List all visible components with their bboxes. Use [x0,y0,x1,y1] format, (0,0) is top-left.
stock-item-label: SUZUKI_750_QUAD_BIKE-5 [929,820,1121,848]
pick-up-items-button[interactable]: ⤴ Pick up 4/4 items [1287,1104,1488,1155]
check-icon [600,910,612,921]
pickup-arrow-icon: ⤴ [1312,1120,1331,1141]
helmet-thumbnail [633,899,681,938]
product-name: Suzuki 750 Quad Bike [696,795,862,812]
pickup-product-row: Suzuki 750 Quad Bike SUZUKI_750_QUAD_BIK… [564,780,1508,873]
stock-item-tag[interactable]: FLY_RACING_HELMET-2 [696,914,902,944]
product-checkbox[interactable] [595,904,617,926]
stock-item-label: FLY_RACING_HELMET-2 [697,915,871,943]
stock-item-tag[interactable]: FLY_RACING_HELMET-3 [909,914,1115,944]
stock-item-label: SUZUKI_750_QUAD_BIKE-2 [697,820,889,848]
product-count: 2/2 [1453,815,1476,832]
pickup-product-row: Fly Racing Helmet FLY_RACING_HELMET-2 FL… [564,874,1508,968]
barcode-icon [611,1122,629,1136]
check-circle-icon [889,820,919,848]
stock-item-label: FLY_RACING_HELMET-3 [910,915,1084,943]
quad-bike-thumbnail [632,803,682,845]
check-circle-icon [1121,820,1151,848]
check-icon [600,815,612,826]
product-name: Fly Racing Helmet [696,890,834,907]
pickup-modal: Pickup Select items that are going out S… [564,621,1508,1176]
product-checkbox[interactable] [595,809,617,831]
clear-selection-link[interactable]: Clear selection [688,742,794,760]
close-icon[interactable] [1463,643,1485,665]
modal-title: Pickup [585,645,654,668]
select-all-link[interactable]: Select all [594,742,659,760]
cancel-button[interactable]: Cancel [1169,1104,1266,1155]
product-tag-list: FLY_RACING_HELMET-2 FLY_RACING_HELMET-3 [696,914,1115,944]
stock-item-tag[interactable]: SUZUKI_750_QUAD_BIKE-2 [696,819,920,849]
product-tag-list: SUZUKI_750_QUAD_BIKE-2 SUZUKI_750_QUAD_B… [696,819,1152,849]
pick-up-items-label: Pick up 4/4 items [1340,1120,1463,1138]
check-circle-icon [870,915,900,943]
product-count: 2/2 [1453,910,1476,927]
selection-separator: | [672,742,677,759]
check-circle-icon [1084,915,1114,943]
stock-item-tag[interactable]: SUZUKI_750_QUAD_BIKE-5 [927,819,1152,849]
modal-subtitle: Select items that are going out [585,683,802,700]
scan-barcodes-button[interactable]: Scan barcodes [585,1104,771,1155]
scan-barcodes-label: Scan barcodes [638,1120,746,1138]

───

▸ **Goal of the exercise**:
Convert every line of the data above into a JSON list of strings, with one string per line and blank lines omitted.

▸ **Task response**:
[
  "List all visible components with their bboxes. Use [x0,y0,x1,y1] format, (0,0) is top-left.",
  "stock-item-label: SUZUKI_750_QUAD_BIKE-5 [929,820,1121,848]",
  "pick-up-items-button[interactable]: ⤴ Pick up 4/4 items [1287,1104,1488,1155]",
  "check-icon [600,910,612,921]",
  "pickup-arrow-icon: ⤴ [1312,1120,1331,1141]",
  "helmet-thumbnail [633,899,681,938]",
  "product-name: Suzuki 750 Quad Bike [696,795,862,812]",
  "pickup-product-row: Suzuki 750 Quad Bike SUZUKI_750_QUAD_BIK… [564,780,1508,873]",
  "stock-item-tag[interactable]: FLY_RACING_HELMET-2 [696,914,902,944]",
  "product-checkbox[interactable] [595,904,617,926]",
  "stock-item-label: FLY_RACING_HELMET-2 [697,915,871,943]",
  "stock-item-tag[interactable]: FLY_RACING_HELMET-3 [909,914,1115,944]",
  "stock-item-label: SUZUKI_750_QUAD_BIKE-2 [697,820,889,848]",
  "product-count: 2/2 [1453,815,1476,832]",
  "pickup-product-row: Fly Racing Helmet FLY_RACING_HELMET-2 FL… [564,874,1508,968]",
  "barcode-icon [611,1122,629,1136]",
  "check-circle-icon [889,820,919,848]",
  "stock-item-label: FLY_RACING_HELMET-3 [910,915,1084,943]",
  "quad-bike-thumbnail [632,803,682,845]",
  "check-circle-icon [1121,820,1151,848]",
  "check-icon [600,815,612,826]",
  "product-name: Fly Racing Helmet [696,890,834,907]",
  "pickup-modal: Pickup Select items that are going out S… [564,621,1508,1176]",
  "product-checkbox[interactable] [595,809,617,831]",
  "clear-selection-link[interactable]: Clear selection [688,742,794,760]",
  "close-icon[interactable] [1463,643,1485,665]",
  "modal-title: Pickup [585,645,654,668]",
  "select-all-link[interactable]: Select all [594,742,659,760]",
  "cancel-button[interactable]: Cancel [1169,1104,1266,1155]",
  "product-tag-list: FLY_RACING_HELMET-2 FLY_RACING_HELMET-3 [696,914,1115,944]",
  "stock-item-tag[interactable]: SUZUKI_750_QUAD_BIKE-2 [696,819,920,849]",
  "product-tag-list: SUZUKI_750_QUAD_BIKE-2 SUZUKI_750_QUAD_B… [696,819,1152,849]",
  "pick-up-items-label: Pick up 4/4 items [1340,1120,1463,1138]",
  "check-circle-icon [870,915,900,943]",
  "product-count: 2/2 [1453,910,1476,927]",
  "selection-separator: | [672,742,677,759]",
  "check-circle-icon [1084,915,1114,943]",
  "stock-item-tag[interactable]: SUZUKI_750_QUAD_BIKE-5 [927,819,1152,849]",
  "modal-subtitle: Select items that are going out [585,683,802,700]",
  "scan-barcodes-button[interactable]: Scan barcodes [585,1104,771,1155]",
  "scan-barcodes-label: Scan barcodes [638,1120,746,1138]"
]